Given records below:

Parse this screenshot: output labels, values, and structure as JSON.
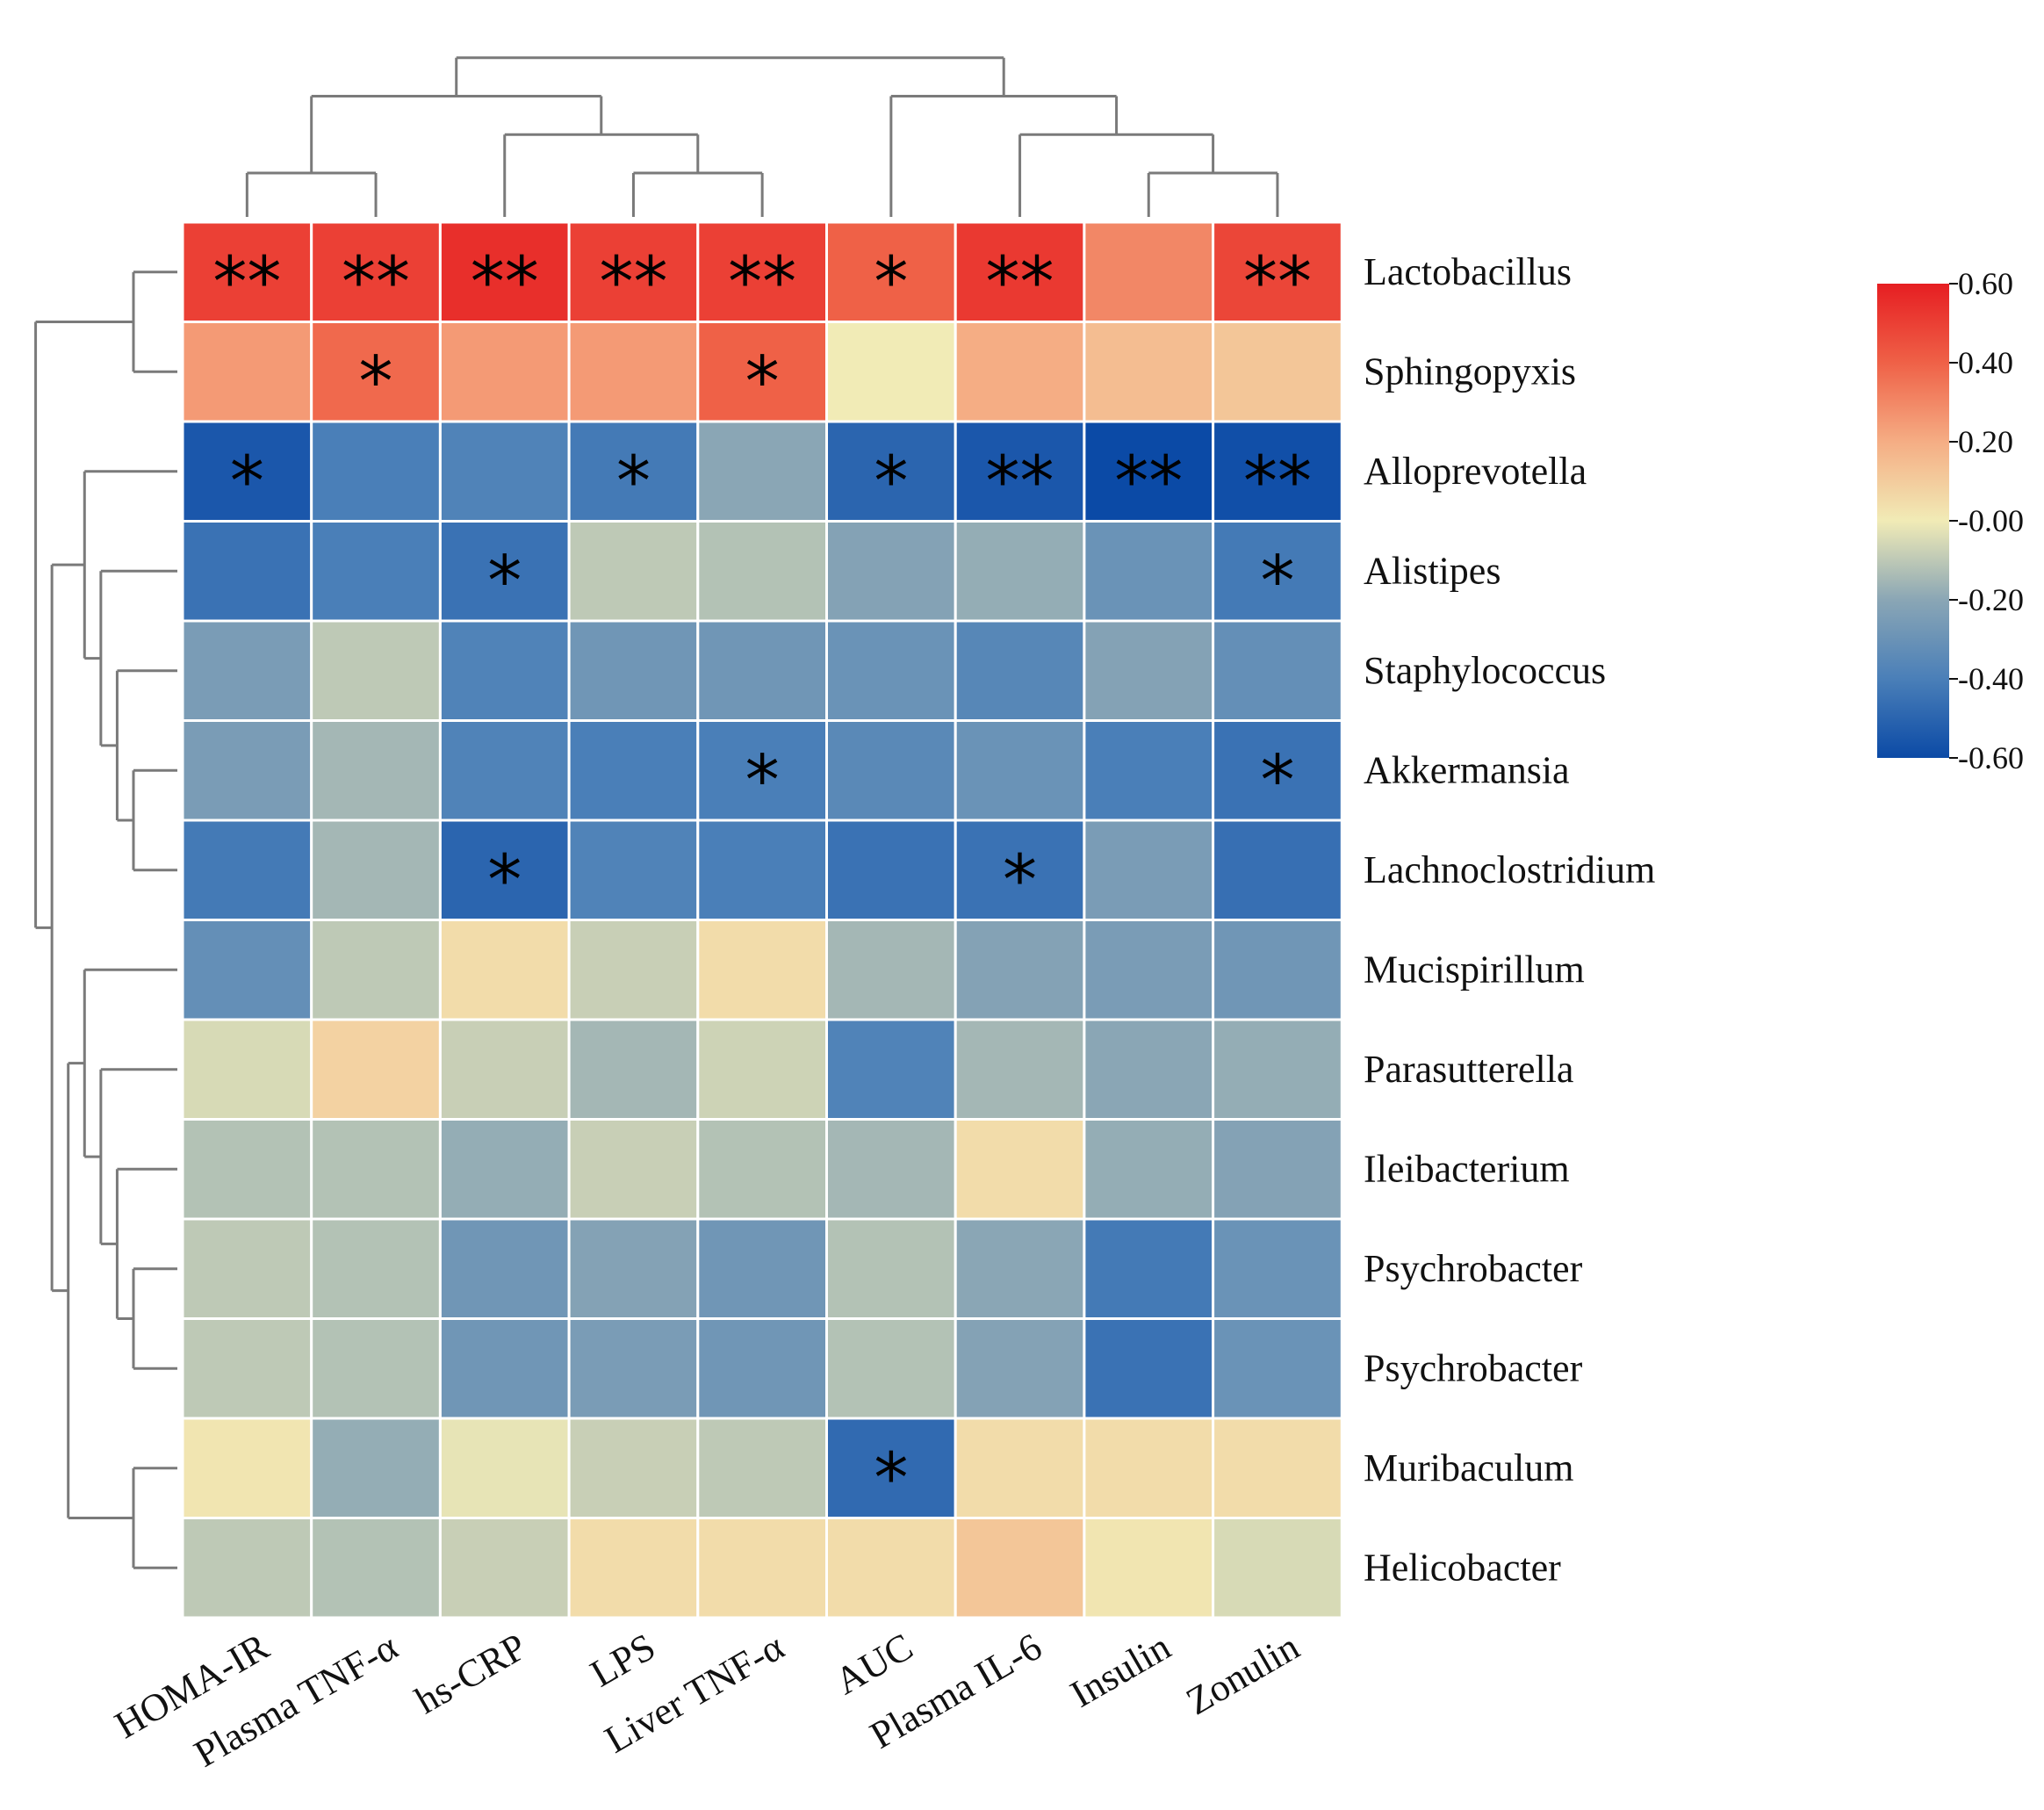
{
  "chart_data": {
    "type": "heatmap",
    "title": "",
    "columns": [
      "HOMA-IR",
      "Plasma TNF-α",
      "hs-CRP",
      "LPS",
      "Liver TNF-α",
      "AUC",
      "Plasma IL-6",
      "Insulin",
      "Zonulin"
    ],
    "rows": [
      "Lactobacillus",
      "Sphingopyxis",
      "Alloprevotella",
      "Alistipes",
      "Staphylococcus",
      "Akkermansia",
      "Lachnoclostridium",
      "Mucispirillum",
      "Parasutterella",
      "Ileibacterium",
      "Psychrobacter",
      "Psychrobacter",
      "Muribaculum",
      "Helicobacter"
    ],
    "values": [
      [
        0.5,
        0.5,
        0.55,
        0.5,
        0.5,
        0.4,
        0.52,
        0.3,
        0.48
      ],
      [
        0.25,
        0.38,
        0.25,
        0.25,
        0.4,
        0.0,
        0.2,
        0.15,
        0.12
      ],
      [
        -0.55,
        -0.4,
        -0.38,
        -0.42,
        -0.2,
        -0.5,
        -0.55,
        -0.6,
        -0.58
      ],
      [
        -0.45,
        -0.4,
        -0.45,
        -0.1,
        -0.12,
        -0.22,
        -0.18,
        -0.3,
        -0.42
      ],
      [
        -0.25,
        -0.1,
        -0.38,
        -0.28,
        -0.28,
        -0.3,
        -0.36,
        -0.22,
        -0.32
      ],
      [
        -0.25,
        -0.15,
        -0.38,
        -0.4,
        -0.4,
        -0.35,
        -0.3,
        -0.4,
        -0.45
      ],
      [
        -0.42,
        -0.15,
        -0.5,
        -0.38,
        -0.4,
        -0.45,
        -0.45,
        -0.25,
        -0.46
      ],
      [
        -0.32,
        -0.1,
        0.05,
        -0.08,
        0.05,
        -0.15,
        -0.22,
        -0.25,
        -0.28
      ],
      [
        -0.05,
        0.08,
        -0.08,
        -0.15,
        -0.07,
        -0.38,
        -0.15,
        -0.2,
        -0.18
      ],
      [
        -0.12,
        -0.12,
        -0.18,
        -0.08,
        -0.12,
        -0.15,
        0.05,
        -0.18,
        -0.22
      ],
      [
        -0.1,
        -0.12,
        -0.28,
        -0.22,
        -0.28,
        -0.12,
        -0.2,
        -0.42,
        -0.3
      ],
      [
        -0.1,
        -0.12,
        -0.28,
        -0.25,
        -0.28,
        -0.12,
        -0.22,
        -0.45,
        -0.3
      ],
      [
        0.02,
        -0.18,
        -0.02,
        -0.08,
        -0.1,
        -0.48,
        0.05,
        0.05,
        0.05
      ],
      [
        -0.1,
        -0.12,
        -0.08,
        0.05,
        0.05,
        0.05,
        0.12,
        0.02,
        -0.05
      ]
    ],
    "significance": [
      [
        "**",
        "**",
        "**",
        "**",
        "**",
        "*",
        "**",
        "",
        "**"
      ],
      [
        "",
        "*",
        "",
        "",
        "*",
        "",
        "",
        "",
        ""
      ],
      [
        "*",
        "",
        "",
        "*",
        "",
        "*",
        "**",
        "**",
        "**"
      ],
      [
        "",
        "",
        "*",
        "",
        "",
        "",
        "",
        "",
        "*"
      ],
      [
        "",
        "",
        "",
        "",
        "",
        "",
        "",
        "",
        ""
      ],
      [
        "",
        "",
        "",
        "",
        "*",
        "",
        "",
        "",
        "*"
      ],
      [
        "",
        "",
        "*",
        "",
        "",
        "",
        "*",
        "",
        ""
      ],
      [
        "",
        "",
        "",
        "",
        "",
        "",
        "",
        "",
        ""
      ],
      [
        "",
        "",
        "",
        "",
        "",
        "",
        "",
        "",
        ""
      ],
      [
        "",
        "",
        "",
        "",
        "",
        "",
        "",
        "",
        ""
      ],
      [
        "",
        "",
        "",
        "",
        "",
        "",
        "",
        "",
        ""
      ],
      [
        "",
        "",
        "",
        "",
        "",
        "",
        "",
        "",
        ""
      ],
      [
        "",
        "",
        "",
        "",
        "",
        "*",
        "",
        "",
        ""
      ],
      [
        "",
        "",
        "",
        "",
        "",
        "",
        "",
        "",
        ""
      ]
    ],
    "color_scale": {
      "min": -0.6,
      "max": 0.6,
      "ticks": [
        "0.60",
        "0.40",
        "0.20",
        "-0.00",
        "-0.20",
        "-0.40",
        "-0.60"
      ],
      "colors": {
        "-0.6": "#0b4aa6",
        "-0.4": "#4a7fb8",
        "-0.2": "#8aa6b5",
        "0.0": "#f1ebb6",
        "0.2": "#f5ad84",
        "0.4": "#ef6147",
        "0.6": "#e61e22"
      }
    },
    "column_dendrogram": "((HOMA-IR,Plasma TNF-α),(hs-CRP,(LPS,Liver TNF-α))),(AUC,(Plasma IL-6,(Insulin,Zonulin)))",
    "row_dendrogram": "(Lactobacillus,Sphingopyxis),((Alloprevotella,(Alistipes,(Staphylococcus,(Akkermansia,Lachnoclostridium)))),((Mucispirillum,(Parasutterella,(Ileibacterium,(Psychrobacter,Psychrobacter)))),(Muribaculum,Helicobacter)))",
    "legend_position": "right"
  }
}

End of Given records.

Action item
Copy out the entries verbatim and leave the images out.

Result of the exercise
Parse this screenshot: output labels, values, and structure as JSON.
{
  "chart_data": {
    "type": "heatmap",
    "title": "",
    "columns": [
      "HOMA-IR",
      "Plasma TNF-α",
      "hs-CRP",
      "LPS",
      "Liver TNF-α",
      "AUC",
      "Plasma IL-6",
      "Insulin",
      "Zonulin"
    ],
    "rows": [
      "Lactobacillus",
      "Sphingopyxis",
      "Alloprevotella",
      "Alistipes",
      "Staphylococcus",
      "Akkermansia",
      "Lachnoclostridium",
      "Mucispirillum",
      "Parasutterella",
      "Ileibacterium",
      "Psychrobacter",
      "Psychrobacter",
      "Muribaculum",
      "Helicobacter"
    ],
    "values": [
      [
        0.5,
        0.5,
        0.55,
        0.5,
        0.5,
        0.4,
        0.52,
        0.3,
        0.48
      ],
      [
        0.25,
        0.38,
        0.25,
        0.25,
        0.4,
        0.0,
        0.2,
        0.15,
        0.12
      ],
      [
        -0.55,
        -0.4,
        -0.38,
        -0.42,
        -0.2,
        -0.5,
        -0.55,
        -0.6,
        -0.58
      ],
      [
        -0.45,
        -0.4,
        -0.45,
        -0.1,
        -0.12,
        -0.22,
        -0.18,
        -0.3,
        -0.42
      ],
      [
        -0.25,
        -0.1,
        -0.38,
        -0.28,
        -0.28,
        -0.3,
        -0.36,
        -0.22,
        -0.32
      ],
      [
        -0.25,
        -0.15,
        -0.38,
        -0.4,
        -0.4,
        -0.35,
        -0.3,
        -0.4,
        -0.45
      ],
      [
        -0.42,
        -0.15,
        -0.5,
        -0.38,
        -0.4,
        -0.45,
        -0.45,
        -0.25,
        -0.46
      ],
      [
        -0.32,
        -0.1,
        0.05,
        -0.08,
        0.05,
        -0.15,
        -0.22,
        -0.25,
        -0.28
      ],
      [
        -0.05,
        0.08,
        -0.08,
        -0.15,
        -0.07,
        -0.38,
        -0.15,
        -0.2,
        -0.18
      ],
      [
        -0.12,
        -0.12,
        -0.18,
        -0.08,
        -0.12,
        -0.15,
        0.05,
        -0.18,
        -0.22
      ],
      [
        -0.1,
        -0.12,
        -0.28,
        -0.22,
        -0.28,
        -0.12,
        -0.2,
        -0.42,
        -0.3
      ],
      [
        -0.1,
        -0.12,
        -0.28,
        -0.25,
        -0.28,
        -0.12,
        -0.22,
        -0.45,
        -0.3
      ],
      [
        0.02,
        -0.18,
        -0.02,
        -0.08,
        -0.1,
        -0.48,
        0.05,
        0.05,
        0.05
      ],
      [
        -0.1,
        -0.12,
        -0.08,
        0.05,
        0.05,
        0.05,
        0.12,
        0.02,
        -0.05
      ]
    ],
    "significance": [
      [
        "**",
        "**",
        "**",
        "**",
        "**",
        "*",
        "**",
        "",
        "**"
      ],
      [
        "",
        "*",
        "",
        "",
        "*",
        "",
        "",
        "",
        ""
      ],
      [
        "*",
        "",
        "",
        "*",
        "",
        "*",
        "**",
        "**",
        "**"
      ],
      [
        "",
        "",
        "*",
        "",
        "",
        "",
        "",
        "",
        "*"
      ],
      [
        "",
        "",
        "",
        "",
        "",
        "",
        "",
        "",
        ""
      ],
      [
        "",
        "",
        "",
        "",
        "*",
        "",
        "",
        "",
        "*"
      ],
      [
        "",
        "",
        "*",
        "",
        "",
        "",
        "*",
        "",
        ""
      ],
      [
        "",
        "",
        "",
        "",
        "",
        "",
        "",
        "",
        ""
      ],
      [
        "",
        "",
        "",
        "",
        "",
        "",
        "",
        "",
        ""
      ],
      [
        "",
        "",
        "",
        "",
        "",
        "",
        "",
        "",
        ""
      ],
      [
        "",
        "",
        "",
        "",
        "",
        "",
        "",
        "",
        ""
      ],
      [
        "",
        "",
        "",
        "",
        "",
        "",
        "",
        "",
        ""
      ],
      [
        "",
        "",
        "",
        "",
        "",
        "*",
        "",
        "",
        ""
      ],
      [
        "",
        "",
        "",
        "",
        "",
        "",
        "",
        "",
        ""
      ]
    ],
    "color_scale": {
      "min": -0.6,
      "max": 0.6,
      "ticks": [
        "0.60",
        "0.40",
        "0.20",
        "-0.00",
        "-0.20",
        "-0.40",
        "-0.60"
      ],
      "colors": {
        "-0.6": "#0b4aa6",
        "-0.4": "#4a7fb8",
        "-0.2": "#8aa6b5",
        "0.0": "#f1ebb6",
        "0.2": "#f5ad84",
        "0.4": "#ef6147",
        "0.6": "#e61e22"
      }
    },
    "column_dendrogram": "((HOMA-IR,Plasma TNF-α),(hs-CRP,(LPS,Liver TNF-α))),(AUC,(Plasma IL-6,(Insulin,Zonulin)))",
    "row_dendrogram": "(Lactobacillus,Sphingopyxis),((Alloprevotella,(Alistipes,(Staphylococcus,(Akkermansia,Lachnoclostridium)))),((Mucispirillum,(Parasutterella,(Ileibacterium,(Psychrobacter,Psychrobacter)))),(Muribaculum,Helicobacter)))",
    "legend_position": "right"
  }
}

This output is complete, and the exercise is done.